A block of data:

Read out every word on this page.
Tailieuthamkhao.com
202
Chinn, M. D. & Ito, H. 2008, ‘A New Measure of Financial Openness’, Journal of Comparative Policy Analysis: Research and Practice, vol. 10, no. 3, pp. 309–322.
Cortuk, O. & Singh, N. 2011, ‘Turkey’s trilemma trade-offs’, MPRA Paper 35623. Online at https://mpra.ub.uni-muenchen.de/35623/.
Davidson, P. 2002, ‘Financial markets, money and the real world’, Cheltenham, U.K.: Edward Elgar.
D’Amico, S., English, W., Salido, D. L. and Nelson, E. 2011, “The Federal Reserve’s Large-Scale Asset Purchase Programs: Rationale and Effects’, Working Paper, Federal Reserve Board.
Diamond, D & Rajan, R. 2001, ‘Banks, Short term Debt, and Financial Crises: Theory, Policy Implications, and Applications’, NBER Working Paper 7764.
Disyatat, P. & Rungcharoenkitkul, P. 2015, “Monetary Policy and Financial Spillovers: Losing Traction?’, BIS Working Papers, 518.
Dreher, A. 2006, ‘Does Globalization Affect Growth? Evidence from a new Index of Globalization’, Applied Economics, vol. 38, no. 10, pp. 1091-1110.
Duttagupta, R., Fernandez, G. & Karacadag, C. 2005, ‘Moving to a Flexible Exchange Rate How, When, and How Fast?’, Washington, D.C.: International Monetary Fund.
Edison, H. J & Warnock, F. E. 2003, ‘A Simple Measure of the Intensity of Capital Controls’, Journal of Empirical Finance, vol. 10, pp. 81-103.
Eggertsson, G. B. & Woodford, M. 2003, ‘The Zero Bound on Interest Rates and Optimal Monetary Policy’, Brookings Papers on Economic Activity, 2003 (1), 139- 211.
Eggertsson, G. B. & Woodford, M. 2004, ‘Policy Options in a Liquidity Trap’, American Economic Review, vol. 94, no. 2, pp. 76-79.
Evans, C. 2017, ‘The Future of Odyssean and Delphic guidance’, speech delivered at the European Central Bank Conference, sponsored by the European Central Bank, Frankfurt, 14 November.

[Exercise task] Reproduce the records above exactly.

[Task output]
Read out every word on this page.
Tailieuthamkhao.com
202
Chinn, M. D. & Ito, H. 2008, ‘A New Measure of Financial Openness’, Journal of Comparative Policy Analysis: Research and Practice, vol. 10, no. 3, pp. 309–322.
Cortuk, O. & Singh, N. 2011, ‘Turkey’s trilemma trade-offs’, MPRA Paper 35623. Online at https://mpra.ub.uni-muenchen.de/35623/.
Davidson, P. 2002, ‘Financial markets, money and the real world’, Cheltenham, U.K.: Edward Elgar.
D’Amico, S., English, W., Salido, D. L. and Nelson, E. 2011, “The Federal Reserve’s Large-Scale Asset Purchase Programs: Rationale and Effects’, Working Paper, Federal Reserve Board.
Diamond, D & Rajan, R. 2001, ‘Banks, Short term Debt, and Financial Crises: Theory, Policy Implications, and Applications’, NBER Working Paper 7764.
Disyatat, P. & Rungcharoenkitkul, P. 2015, “Monetary Policy and Financial Spillovers: Losing Traction?’, BIS Working Papers, 518.
Dreher, A. 2006, ‘Does Globalization Affect Growth? Evidence from a new Index of Globalization’, Applied Economics, vol. 38, no. 10, pp. 1091-1110.
Duttagupta, R., Fernandez, G. & Karacadag, C. 2005, ‘Moving to a Flexible Exchange Rate How, When, and How Fast?’, Washington, D.C.: International Monetary Fund.
Edison, H. J & Warnock, F. E. 2003, ‘A Simple Measure of the Intensity of Capital Controls’, Journal of Empirical Finance, vol. 10, pp. 81-103.
Eggertsson, G. B. & Woodford, M. 2003, ‘The Zero Bound on Interest Rates and Optimal Monetary Policy’, Brookings Papers on Economic Activity, 2003 (1), 139- 211.
Eggertsson, G. B. & Woodford, M. 2004, ‘Policy Options in a Liquidity Trap’, American Economic Review, vol. 94, no. 2, pp. 76-79.
Evans, C. 2017, ‘The Future of Odyssean and Delphic guidance’, speech delivered at the European Central Bank Conference, sponsored by the European Central Bank, Frankfurt, 14 November.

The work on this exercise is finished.